__TASK INSTRUCTIONS__
Check each line of the material below, and copy it if it holds the string "Power".

Stored data entries
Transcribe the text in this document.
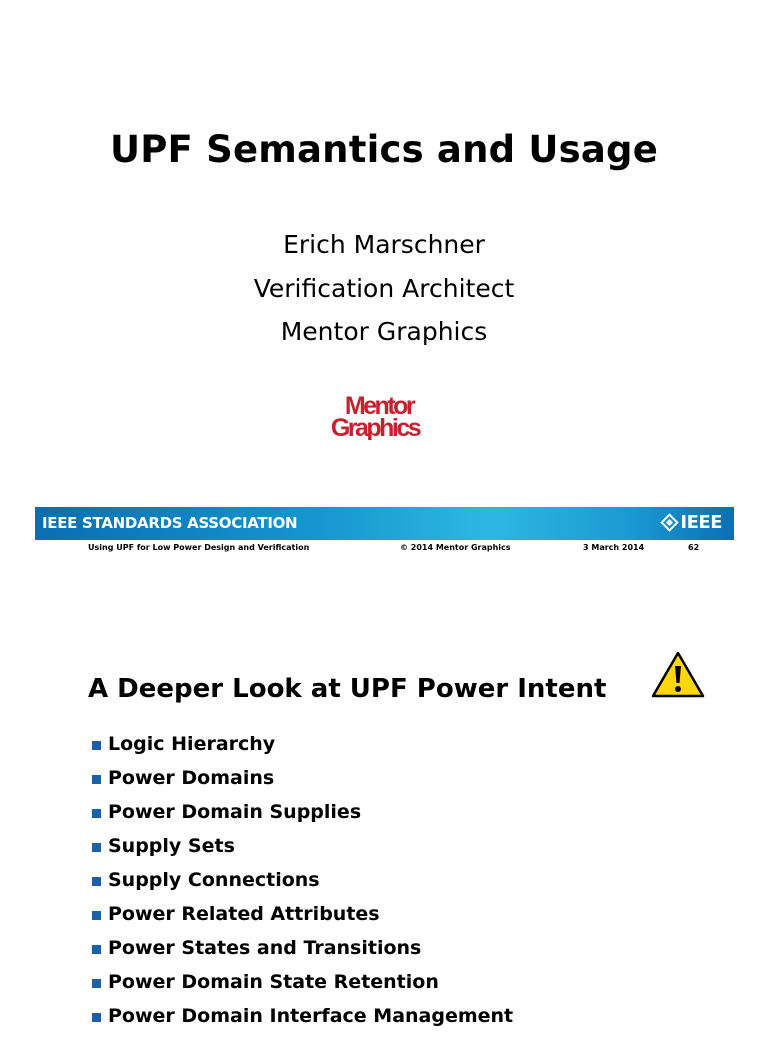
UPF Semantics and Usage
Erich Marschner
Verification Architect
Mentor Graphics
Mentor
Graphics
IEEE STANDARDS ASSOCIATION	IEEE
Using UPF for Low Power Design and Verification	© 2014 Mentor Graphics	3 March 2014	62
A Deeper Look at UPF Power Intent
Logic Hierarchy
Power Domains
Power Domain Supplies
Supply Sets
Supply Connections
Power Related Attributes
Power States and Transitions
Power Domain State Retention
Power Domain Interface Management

--

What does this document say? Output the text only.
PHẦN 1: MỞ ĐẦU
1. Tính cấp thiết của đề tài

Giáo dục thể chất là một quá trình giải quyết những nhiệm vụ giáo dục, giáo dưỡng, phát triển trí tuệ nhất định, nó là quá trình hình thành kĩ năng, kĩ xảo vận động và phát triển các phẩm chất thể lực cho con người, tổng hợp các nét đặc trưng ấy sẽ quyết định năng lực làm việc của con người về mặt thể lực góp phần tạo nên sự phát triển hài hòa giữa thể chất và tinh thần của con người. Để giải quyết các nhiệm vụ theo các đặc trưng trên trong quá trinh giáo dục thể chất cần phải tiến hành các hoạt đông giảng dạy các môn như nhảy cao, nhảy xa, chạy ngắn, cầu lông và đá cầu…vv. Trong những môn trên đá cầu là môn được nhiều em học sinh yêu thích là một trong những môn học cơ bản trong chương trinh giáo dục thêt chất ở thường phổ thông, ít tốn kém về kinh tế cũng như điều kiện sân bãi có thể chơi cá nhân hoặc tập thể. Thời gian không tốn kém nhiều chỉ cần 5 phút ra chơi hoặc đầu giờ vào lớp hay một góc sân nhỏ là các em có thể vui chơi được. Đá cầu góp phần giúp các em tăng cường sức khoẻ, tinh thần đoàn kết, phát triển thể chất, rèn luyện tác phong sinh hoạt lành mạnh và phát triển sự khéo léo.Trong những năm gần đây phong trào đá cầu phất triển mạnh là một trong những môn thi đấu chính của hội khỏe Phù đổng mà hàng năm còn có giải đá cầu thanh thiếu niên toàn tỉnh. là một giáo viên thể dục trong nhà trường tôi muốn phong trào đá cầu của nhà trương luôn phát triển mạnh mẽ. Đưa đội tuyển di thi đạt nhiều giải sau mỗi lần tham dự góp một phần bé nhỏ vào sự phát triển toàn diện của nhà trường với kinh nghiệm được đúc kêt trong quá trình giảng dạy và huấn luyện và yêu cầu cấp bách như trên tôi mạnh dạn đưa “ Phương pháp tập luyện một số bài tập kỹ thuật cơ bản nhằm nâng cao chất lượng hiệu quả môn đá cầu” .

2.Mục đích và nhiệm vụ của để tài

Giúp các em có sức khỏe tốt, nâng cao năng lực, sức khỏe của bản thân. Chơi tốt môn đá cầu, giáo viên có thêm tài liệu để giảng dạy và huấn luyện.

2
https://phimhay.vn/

__RESULT OF THIS TASK__
Using UPF for Low Power Design and Verification	© 2014 Mentor Graphics	3 March 2014	62
A Deeper Look at UPF Power Intent
Power Domains
Power Domain Supplies
Power Related Attributes
Power States and Transitions
Power Domain State Retention
Power Domain Interface Management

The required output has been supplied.